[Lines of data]
/---
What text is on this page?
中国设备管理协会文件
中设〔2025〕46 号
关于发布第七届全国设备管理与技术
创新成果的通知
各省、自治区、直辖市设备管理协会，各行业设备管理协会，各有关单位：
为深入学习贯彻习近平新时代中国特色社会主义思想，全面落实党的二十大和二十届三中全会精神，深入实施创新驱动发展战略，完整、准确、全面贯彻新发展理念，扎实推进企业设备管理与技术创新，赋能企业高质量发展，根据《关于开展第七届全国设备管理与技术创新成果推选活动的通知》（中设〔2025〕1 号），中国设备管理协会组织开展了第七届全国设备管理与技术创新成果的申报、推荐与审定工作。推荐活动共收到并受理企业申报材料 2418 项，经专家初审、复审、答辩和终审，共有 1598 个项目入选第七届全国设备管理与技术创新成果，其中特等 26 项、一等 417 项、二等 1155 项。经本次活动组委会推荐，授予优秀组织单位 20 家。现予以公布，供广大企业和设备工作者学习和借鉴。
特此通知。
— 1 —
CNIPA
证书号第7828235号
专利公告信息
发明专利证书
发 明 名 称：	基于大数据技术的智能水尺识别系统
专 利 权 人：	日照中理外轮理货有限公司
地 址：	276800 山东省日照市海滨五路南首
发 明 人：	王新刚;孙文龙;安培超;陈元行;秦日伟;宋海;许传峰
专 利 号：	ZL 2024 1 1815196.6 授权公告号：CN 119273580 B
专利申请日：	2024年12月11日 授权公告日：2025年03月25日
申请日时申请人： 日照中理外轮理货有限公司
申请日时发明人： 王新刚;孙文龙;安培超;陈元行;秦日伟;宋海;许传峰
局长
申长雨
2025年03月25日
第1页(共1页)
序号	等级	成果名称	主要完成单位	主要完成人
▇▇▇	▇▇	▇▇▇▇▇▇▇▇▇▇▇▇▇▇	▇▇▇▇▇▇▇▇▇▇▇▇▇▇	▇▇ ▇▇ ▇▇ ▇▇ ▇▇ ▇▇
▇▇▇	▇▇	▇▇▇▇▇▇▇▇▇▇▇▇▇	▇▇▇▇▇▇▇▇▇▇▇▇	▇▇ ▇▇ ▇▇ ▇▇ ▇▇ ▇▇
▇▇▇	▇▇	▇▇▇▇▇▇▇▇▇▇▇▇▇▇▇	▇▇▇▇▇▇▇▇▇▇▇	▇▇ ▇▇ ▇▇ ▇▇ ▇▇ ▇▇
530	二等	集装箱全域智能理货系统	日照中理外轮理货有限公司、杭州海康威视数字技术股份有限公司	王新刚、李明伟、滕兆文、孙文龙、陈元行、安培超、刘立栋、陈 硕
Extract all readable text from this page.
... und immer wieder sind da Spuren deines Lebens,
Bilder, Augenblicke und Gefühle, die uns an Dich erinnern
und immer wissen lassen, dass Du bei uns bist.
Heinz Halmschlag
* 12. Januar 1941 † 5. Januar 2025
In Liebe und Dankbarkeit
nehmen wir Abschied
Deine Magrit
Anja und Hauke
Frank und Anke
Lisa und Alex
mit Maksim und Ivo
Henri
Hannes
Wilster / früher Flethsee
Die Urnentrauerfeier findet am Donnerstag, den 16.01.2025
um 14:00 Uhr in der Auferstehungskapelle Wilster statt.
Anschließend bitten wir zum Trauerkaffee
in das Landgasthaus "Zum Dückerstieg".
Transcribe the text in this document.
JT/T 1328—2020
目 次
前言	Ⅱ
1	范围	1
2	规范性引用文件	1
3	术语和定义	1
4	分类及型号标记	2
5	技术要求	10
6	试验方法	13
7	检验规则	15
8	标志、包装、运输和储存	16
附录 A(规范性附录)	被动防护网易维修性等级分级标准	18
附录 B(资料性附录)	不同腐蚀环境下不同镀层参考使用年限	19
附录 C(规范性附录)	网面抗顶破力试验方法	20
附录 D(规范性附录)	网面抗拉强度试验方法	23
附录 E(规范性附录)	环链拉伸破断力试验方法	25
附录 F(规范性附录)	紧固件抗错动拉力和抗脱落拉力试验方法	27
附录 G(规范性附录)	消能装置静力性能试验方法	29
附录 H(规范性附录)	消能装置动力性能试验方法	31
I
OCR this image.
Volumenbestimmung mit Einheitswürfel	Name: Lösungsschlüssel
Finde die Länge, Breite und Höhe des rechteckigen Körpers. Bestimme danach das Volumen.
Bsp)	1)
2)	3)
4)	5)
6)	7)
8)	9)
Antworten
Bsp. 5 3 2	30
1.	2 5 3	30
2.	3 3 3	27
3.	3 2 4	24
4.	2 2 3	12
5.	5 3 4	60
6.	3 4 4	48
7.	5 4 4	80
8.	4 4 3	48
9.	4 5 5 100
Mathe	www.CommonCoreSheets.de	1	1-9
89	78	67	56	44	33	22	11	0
\---
§ INSTRUCTION
Nothing in the listing may be changed; retype it all exactly.

§ THE OUTPUT
What text is on this page?
中国设备管理协会文件
中设〔2025〕46 号
关于发布第七届全国设备管理与技术
创新成果的通知
各省、自治区、直辖市设备管理协会，各行业设备管理协会，各有关单位：
为深入学习贯彻习近平新时代中国特色社会主义思想，全面落实党的二十大和二十届三中全会精神，深入实施创新驱动发展战略，完整、准确、全面贯彻新发展理念，扎实推进企业设备管理与技术创新，赋能企业高质量发展，根据《关于开展第七届全国设备管理与技术创新成果推选活动的通知》（中设〔2025〕1 号），中国设备管理协会组织开展了第七届全国设备管理与技术创新成果的申报、推荐与审定工作。推荐活动共收到并受理企业申报材料 2418 项，经专家初审、复审、答辩和终审，共有 1598 个项目入选第七届全国设备管理与技术创新成果，其中特等 26 项、一等 417 项、二等 1155 项。经本次活动组委会推荐，授予优秀组织单位 20 家。现予以公布，供广大企业和设备工作者学习和借鉴。
特此通知。
— 1 —
CNIPA
证书号第7828235号
专利公告信息
发明专利证书
发 明 名 称：	基于大数据技术的智能水尺识别系统
专 利 权 人：	日照中理外轮理货有限公司
地 址：	276800 山东省日照市海滨五路南首
发 明 人：	王新刚;孙文龙;安培超;陈元行;秦日伟;宋海;许传峰
专 利 号：	ZL 2024 1 1815196.6 授权公告号：CN 119273580 B
专利申请日：	2024年12月11日 授权公告日：2025年03月25日
申请日时申请人： 日照中理外轮理货有限公司
申请日时发明人： 王新刚;孙文龙;安培超;陈元行;秦日伟;宋海;许传峰
局长
申长雨
2025年03月25日
第1页(共1页)
序号	等级	成果名称	主要完成单位	主要完成人
▇▇▇	▇▇	▇▇▇▇▇▇▇▇▇▇▇▇▇▇	▇▇▇▇▇▇▇▇▇▇▇▇▇▇	▇▇ ▇▇ ▇▇ ▇▇ ▇▇ ▇▇
▇▇▇	▇▇	▇▇▇▇▇▇▇▇▇▇▇▇▇	▇▇▇▇▇▇▇▇▇▇▇▇	▇▇ ▇▇ ▇▇ ▇▇ ▇▇ ▇▇
▇▇▇	▇▇	▇▇▇▇▇▇▇▇▇▇▇▇▇▇▇	▇▇▇▇▇▇▇▇▇▇▇	▇▇ ▇▇ ▇▇ ▇▇ ▇▇ ▇▇
530	二等	集装箱全域智能理货系统	日照中理外轮理货有限公司、杭州海康威视数字技术股份有限公司	王新刚、李明伟、滕兆文、孙文龙、陈元行、安培超、刘立栋、陈 硕
Extract all readable text from this page.
... und immer wieder sind da Spuren deines Lebens,
Bilder, Augenblicke und Gefühle, die uns an Dich erinnern
und immer wissen lassen, dass Du bei uns bist.
Heinz Halmschlag
* 12. Januar 1941 † 5. Januar 2025
In Liebe und Dankbarkeit
nehmen wir Abschied
Deine Magrit
Anja und Hauke
Frank und Anke
Lisa und Alex
mit Maksim und Ivo
Henri
Hannes
Wilster / früher Flethsee
Die Urnentrauerfeier findet am Donnerstag, den 16.01.2025
um 14:00 Uhr in der Auferstehungskapelle Wilster statt.
Anschließend bitten wir zum Trauerkaffee
in das Landgasthaus "Zum Dückerstieg".
Transcribe the text in this document.
JT/T 1328—2020
目 次
前言	Ⅱ
1	范围	1
2	规范性引用文件	1
3	术语和定义	1
4	分类及型号标记	2
5	技术要求	10
6	试验方法	13
7	检验规则	15
8	标志、包装、运输和储存	16
附录 A(规范性附录)	被动防护网易维修性等级分级标准	18
附录 B(资料性附录)	不同腐蚀环境下不同镀层参考使用年限	19
附录 C(规范性附录)	网面抗顶破力试验方法	20
附录 D(规范性附录)	网面抗拉强度试验方法	23
附录 E(规范性附录)	环链拉伸破断力试验方法	25
附录 F(规范性附录)	紧固件抗错动拉力和抗脱落拉力试验方法	27
附录 G(规范性附录)	消能装置静力性能试验方法	29
附录 H(规范性附录)	消能装置动力性能试验方法	31
I
OCR this image.
Volumenbestimmung mit Einheitswürfel	Name: Lösungsschlüssel
Finde die Länge, Breite und Höhe des rechteckigen Körpers. Bestimme danach das Volumen.
Bsp)	1)
2)	3)
4)	5)
6)	7)
8)	9)
Antworten
Bsp. 5 3 2	30
1.	2 5 3	30
2.	3 3 3	27
3.	3 2 4	24
4.	2 2 3	12
5.	5 3 4	60
6.	3 4 4	48
7.	5 4 4	80
8.	4 4 3	48
9.	4 5 5 100
Mathe	www.CommonCoreSheets.de	1	1-9
89	78	67	56	44	33	22	11	0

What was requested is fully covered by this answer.